┌─ Extracted data

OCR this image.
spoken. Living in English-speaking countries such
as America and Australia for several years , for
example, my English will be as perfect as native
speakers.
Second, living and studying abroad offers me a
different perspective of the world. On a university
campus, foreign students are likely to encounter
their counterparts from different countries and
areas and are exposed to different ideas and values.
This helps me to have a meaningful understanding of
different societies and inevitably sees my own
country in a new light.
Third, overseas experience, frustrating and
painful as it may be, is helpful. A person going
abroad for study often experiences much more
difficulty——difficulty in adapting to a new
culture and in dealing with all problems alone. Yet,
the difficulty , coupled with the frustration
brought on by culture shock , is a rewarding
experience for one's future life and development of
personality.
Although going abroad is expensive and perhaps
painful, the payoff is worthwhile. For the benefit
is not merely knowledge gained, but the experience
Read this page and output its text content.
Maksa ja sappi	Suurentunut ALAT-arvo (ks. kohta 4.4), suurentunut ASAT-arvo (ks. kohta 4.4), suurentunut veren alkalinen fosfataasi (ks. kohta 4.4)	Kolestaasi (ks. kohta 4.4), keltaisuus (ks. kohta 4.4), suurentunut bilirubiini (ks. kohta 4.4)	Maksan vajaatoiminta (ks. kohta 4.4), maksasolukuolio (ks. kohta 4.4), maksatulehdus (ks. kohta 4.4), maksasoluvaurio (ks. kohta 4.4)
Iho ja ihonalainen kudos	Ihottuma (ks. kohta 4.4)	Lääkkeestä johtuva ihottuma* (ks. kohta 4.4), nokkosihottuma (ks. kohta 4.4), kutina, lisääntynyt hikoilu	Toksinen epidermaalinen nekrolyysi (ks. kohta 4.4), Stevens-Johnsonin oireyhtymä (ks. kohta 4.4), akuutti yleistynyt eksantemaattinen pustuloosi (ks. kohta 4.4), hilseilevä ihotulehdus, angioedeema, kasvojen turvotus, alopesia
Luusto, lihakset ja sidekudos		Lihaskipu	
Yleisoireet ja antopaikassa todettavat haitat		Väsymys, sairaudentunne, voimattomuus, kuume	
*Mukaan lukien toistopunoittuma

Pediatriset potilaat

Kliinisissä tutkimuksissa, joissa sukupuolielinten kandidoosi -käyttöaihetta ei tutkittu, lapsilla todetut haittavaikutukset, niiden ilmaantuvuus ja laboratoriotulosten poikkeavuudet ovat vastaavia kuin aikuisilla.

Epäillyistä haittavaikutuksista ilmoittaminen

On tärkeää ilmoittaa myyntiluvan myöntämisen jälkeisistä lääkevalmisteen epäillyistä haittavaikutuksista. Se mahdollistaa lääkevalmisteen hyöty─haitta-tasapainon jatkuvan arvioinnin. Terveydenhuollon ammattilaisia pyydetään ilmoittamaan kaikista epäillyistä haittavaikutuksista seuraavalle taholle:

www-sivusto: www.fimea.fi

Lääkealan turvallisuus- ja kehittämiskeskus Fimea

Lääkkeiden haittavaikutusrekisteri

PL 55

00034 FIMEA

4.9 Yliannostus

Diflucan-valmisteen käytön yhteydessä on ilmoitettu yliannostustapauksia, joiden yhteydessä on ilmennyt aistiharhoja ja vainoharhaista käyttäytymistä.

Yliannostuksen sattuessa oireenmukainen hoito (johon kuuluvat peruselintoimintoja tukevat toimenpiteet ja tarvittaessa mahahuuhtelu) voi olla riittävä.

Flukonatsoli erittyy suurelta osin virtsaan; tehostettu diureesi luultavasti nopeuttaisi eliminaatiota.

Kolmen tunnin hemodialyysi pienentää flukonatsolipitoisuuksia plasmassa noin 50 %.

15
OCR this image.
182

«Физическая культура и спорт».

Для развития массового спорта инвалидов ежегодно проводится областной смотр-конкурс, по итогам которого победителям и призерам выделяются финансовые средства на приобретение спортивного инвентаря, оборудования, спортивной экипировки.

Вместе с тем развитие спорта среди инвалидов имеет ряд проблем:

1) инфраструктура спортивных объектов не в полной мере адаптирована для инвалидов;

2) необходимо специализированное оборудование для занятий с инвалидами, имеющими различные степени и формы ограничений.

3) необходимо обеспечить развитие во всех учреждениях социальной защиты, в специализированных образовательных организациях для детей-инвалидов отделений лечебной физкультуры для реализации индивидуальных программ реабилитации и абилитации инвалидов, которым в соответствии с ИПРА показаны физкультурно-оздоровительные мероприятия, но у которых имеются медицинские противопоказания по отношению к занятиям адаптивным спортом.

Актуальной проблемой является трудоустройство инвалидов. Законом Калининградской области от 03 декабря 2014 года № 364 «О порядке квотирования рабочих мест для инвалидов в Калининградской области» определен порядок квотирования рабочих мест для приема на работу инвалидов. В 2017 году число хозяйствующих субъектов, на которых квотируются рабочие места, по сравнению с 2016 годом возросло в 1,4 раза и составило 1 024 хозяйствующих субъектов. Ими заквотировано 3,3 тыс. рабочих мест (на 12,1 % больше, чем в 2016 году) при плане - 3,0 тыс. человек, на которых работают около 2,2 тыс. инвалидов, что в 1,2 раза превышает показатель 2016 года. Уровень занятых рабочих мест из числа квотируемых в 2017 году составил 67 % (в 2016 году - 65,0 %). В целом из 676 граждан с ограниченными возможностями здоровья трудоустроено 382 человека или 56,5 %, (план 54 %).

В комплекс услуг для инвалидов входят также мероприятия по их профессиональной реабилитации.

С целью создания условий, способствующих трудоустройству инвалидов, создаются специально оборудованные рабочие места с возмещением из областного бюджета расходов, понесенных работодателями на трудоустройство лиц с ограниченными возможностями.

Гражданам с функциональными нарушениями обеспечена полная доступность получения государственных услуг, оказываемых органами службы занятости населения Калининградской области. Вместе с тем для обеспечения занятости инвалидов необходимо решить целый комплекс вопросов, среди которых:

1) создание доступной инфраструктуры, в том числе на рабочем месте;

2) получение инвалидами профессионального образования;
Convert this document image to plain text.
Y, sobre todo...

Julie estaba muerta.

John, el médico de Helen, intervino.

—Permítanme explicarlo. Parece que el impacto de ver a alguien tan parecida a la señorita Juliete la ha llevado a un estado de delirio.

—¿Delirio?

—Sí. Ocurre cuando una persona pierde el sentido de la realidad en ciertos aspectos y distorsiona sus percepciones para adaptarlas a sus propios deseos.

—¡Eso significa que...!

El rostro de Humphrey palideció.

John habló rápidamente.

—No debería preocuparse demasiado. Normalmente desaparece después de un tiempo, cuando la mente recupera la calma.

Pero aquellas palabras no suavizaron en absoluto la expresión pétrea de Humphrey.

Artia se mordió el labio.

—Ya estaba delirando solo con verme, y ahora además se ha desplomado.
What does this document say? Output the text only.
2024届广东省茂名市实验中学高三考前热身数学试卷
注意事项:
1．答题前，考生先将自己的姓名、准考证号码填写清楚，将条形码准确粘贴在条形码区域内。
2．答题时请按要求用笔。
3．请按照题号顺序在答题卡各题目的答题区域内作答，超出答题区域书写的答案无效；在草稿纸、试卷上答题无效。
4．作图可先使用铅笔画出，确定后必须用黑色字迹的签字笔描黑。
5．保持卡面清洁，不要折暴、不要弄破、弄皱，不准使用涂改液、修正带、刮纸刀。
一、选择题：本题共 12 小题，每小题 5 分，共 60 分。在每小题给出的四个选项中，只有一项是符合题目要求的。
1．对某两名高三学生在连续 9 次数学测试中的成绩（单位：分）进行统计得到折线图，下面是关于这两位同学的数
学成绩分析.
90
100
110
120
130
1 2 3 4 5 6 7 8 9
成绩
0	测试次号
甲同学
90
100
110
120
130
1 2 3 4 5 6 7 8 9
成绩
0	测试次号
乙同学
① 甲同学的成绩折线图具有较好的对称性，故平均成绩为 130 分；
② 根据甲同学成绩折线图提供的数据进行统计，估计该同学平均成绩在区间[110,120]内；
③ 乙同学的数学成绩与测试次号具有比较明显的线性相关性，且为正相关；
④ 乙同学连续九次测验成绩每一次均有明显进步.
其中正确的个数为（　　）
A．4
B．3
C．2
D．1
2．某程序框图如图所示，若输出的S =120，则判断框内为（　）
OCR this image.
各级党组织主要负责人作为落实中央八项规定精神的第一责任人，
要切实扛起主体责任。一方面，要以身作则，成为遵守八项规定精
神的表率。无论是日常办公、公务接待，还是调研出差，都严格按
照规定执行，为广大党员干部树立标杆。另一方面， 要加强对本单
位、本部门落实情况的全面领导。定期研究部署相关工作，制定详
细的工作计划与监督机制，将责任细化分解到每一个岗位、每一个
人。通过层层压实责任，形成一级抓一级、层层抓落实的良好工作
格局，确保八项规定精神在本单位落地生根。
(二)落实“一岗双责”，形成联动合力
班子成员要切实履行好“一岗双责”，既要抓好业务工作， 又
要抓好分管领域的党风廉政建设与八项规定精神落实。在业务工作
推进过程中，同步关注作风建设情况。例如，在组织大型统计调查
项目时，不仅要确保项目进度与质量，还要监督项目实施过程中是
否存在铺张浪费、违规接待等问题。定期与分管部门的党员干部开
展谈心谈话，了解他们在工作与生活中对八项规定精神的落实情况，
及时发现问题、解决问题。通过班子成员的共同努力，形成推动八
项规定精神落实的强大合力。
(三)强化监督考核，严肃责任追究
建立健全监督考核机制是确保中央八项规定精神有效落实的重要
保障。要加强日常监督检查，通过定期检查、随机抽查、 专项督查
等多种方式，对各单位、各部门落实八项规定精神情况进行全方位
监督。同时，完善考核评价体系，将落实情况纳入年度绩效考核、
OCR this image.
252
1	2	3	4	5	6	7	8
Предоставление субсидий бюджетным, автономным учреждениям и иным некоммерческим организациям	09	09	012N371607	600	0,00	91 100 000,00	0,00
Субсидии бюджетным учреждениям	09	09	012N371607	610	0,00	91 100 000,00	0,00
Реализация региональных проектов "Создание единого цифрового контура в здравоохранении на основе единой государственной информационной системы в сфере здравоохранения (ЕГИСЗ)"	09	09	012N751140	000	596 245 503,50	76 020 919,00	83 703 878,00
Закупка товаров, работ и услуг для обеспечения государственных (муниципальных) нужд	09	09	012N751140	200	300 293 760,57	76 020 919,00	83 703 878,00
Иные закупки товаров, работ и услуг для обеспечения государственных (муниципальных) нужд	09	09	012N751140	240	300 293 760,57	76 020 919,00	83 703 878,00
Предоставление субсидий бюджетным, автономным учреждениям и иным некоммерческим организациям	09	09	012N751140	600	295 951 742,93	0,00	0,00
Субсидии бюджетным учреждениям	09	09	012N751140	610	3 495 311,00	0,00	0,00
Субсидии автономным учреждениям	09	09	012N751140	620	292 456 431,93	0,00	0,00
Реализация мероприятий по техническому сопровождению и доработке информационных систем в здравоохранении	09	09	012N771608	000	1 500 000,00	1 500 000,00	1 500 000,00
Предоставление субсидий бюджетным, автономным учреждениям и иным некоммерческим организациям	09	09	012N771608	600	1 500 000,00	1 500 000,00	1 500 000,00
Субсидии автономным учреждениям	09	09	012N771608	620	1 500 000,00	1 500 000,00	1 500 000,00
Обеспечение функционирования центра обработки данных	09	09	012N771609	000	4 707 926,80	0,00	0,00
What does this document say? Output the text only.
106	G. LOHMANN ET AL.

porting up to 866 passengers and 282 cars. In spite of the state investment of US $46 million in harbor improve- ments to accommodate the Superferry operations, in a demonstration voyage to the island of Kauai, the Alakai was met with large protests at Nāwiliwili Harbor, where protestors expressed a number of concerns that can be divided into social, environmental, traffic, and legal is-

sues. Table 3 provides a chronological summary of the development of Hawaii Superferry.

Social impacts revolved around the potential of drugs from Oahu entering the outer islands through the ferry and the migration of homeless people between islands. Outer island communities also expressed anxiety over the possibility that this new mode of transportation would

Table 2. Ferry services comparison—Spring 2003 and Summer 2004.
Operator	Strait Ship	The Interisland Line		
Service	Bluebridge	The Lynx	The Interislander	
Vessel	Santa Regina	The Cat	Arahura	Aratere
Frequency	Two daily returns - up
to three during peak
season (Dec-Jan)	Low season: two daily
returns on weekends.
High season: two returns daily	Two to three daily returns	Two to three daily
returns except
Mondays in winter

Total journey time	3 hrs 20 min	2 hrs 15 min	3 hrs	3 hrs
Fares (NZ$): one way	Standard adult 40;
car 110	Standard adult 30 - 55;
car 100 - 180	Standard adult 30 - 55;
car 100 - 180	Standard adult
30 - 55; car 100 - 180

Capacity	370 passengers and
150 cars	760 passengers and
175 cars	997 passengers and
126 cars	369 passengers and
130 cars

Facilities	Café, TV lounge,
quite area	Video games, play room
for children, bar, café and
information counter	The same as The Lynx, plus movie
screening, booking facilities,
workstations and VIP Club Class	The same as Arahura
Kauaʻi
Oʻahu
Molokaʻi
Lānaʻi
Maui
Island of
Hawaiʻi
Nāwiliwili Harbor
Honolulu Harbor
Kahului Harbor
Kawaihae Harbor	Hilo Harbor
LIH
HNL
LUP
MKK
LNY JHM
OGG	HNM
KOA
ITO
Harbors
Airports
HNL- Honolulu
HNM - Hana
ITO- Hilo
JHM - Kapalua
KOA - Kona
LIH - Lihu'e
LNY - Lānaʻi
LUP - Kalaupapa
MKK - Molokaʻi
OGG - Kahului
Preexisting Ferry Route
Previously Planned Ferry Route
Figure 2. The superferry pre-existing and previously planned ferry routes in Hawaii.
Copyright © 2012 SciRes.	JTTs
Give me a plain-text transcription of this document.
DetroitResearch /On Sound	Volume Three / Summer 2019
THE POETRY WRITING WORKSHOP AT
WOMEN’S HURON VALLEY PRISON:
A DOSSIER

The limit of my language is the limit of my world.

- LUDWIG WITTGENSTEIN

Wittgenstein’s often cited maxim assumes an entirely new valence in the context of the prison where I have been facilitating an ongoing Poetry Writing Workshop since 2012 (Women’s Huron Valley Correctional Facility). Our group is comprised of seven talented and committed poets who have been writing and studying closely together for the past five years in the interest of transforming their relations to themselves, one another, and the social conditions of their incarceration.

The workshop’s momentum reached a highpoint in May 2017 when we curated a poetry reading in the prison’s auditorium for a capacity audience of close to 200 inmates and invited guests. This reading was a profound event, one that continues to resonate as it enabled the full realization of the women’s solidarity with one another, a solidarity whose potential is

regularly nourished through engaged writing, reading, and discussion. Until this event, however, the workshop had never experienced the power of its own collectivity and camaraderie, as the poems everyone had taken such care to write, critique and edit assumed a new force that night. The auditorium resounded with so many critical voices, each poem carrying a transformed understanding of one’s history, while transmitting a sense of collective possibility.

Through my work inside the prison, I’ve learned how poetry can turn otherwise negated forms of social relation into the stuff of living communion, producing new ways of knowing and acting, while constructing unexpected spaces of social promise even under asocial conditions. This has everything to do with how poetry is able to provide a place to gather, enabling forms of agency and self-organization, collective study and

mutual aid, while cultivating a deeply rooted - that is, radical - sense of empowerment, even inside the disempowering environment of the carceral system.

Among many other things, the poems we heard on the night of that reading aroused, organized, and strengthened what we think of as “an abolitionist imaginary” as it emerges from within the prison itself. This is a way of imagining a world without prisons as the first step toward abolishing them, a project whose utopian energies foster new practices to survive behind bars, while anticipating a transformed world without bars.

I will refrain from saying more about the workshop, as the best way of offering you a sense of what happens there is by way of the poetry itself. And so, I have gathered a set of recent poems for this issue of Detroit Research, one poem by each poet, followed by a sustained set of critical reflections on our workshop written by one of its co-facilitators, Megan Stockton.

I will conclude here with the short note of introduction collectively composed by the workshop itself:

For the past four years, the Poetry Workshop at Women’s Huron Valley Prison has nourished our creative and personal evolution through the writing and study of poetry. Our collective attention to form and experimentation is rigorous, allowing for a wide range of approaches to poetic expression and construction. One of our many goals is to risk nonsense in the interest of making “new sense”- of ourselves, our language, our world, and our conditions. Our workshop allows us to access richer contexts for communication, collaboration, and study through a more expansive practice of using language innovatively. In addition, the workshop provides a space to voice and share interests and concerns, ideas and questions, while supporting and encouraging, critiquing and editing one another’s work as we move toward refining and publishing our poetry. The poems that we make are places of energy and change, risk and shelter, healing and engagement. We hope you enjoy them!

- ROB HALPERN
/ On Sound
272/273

└─

## Instruction:
Track down every line holding the string "abroad" and copy it.

## Written solution:
Second, living and studying abroad offers me a
abroad for study often experiences much more
Although going abroad is expensive and perhaps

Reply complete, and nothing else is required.